=== Supplied data ===
§ §
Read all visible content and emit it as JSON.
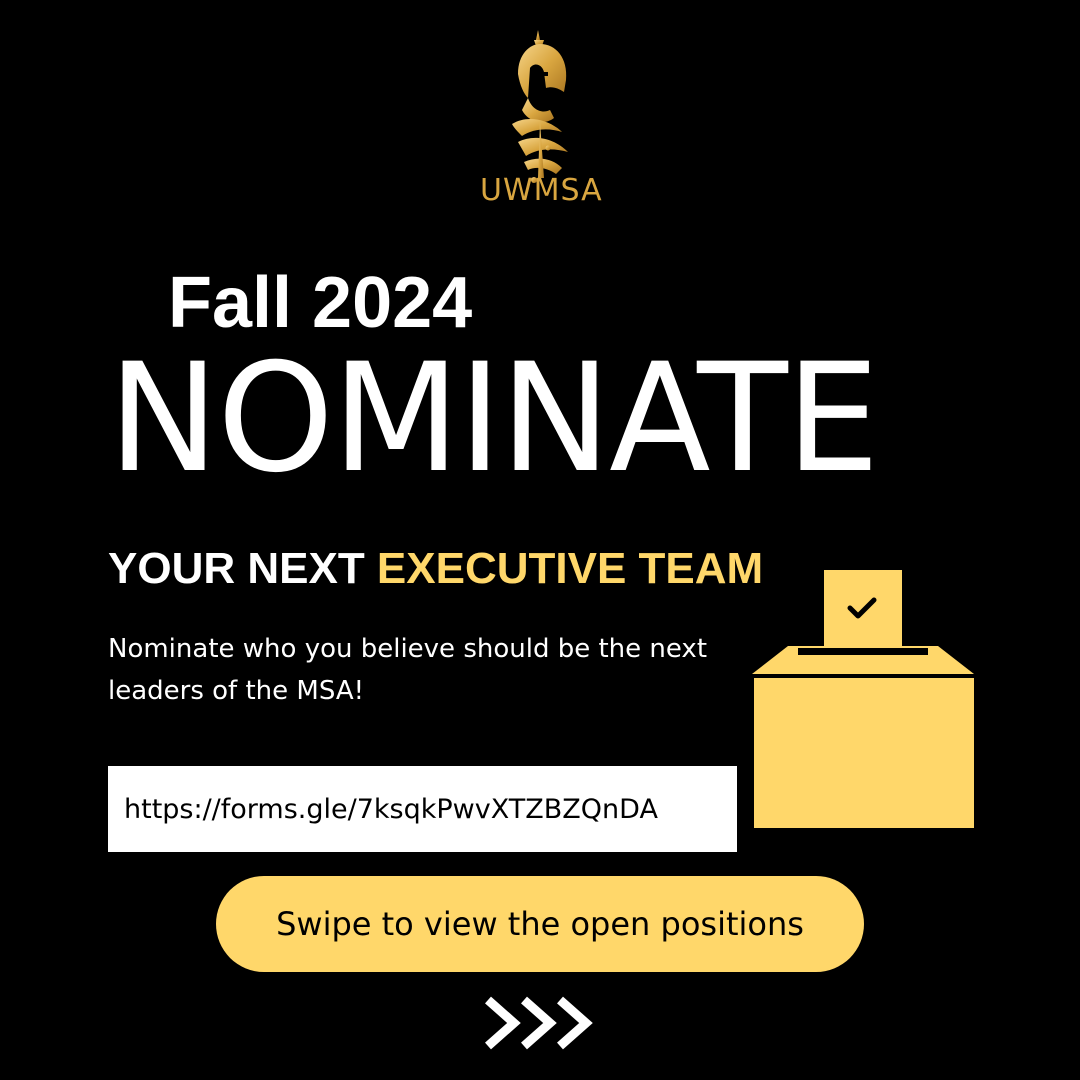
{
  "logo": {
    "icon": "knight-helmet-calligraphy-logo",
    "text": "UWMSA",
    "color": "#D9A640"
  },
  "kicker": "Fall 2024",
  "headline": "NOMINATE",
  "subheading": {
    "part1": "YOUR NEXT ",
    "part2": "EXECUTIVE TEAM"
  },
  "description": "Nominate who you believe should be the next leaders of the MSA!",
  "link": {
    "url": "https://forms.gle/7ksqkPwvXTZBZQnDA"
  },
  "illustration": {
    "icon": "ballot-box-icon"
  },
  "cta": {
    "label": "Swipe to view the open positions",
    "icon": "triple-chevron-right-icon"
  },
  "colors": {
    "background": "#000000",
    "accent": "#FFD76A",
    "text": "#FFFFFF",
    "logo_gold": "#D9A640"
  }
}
§ §
=== What the task requires ===
Copy each line exactly, and leave the pictures out of your copy.

=== Output of the exercise ===
Read all visible content and emit it as JSON.
{
  "logo": {
    "icon": "knight-helmet-calligraphy-logo",
    "text": "UWMSA",
    "color": "#D9A640"
  },
  "kicker": "Fall 2024",
  "headline": "NOMINATE",
  "subheading": {
    "part1": "YOUR NEXT ",
    "part2": "EXECUTIVE TEAM"
  },
  "description": "Nominate who you believe should be the next leaders of the MSA!",
  "link": {
    "url": "https://forms.gle/7ksqkPwvXTZBZQnDA"
  },
  "illustration": {
    "icon": "ballot-box-icon"
  },
  "cta": {
    "label": "Swipe to view the open positions",
    "icon": "triple-chevron-right-icon"
  },
  "colors": {
    "background": "#000000",
    "accent": "#FFD76A",
    "text": "#FFFFFF",
    "logo_gold": "#D9A640"
  }
}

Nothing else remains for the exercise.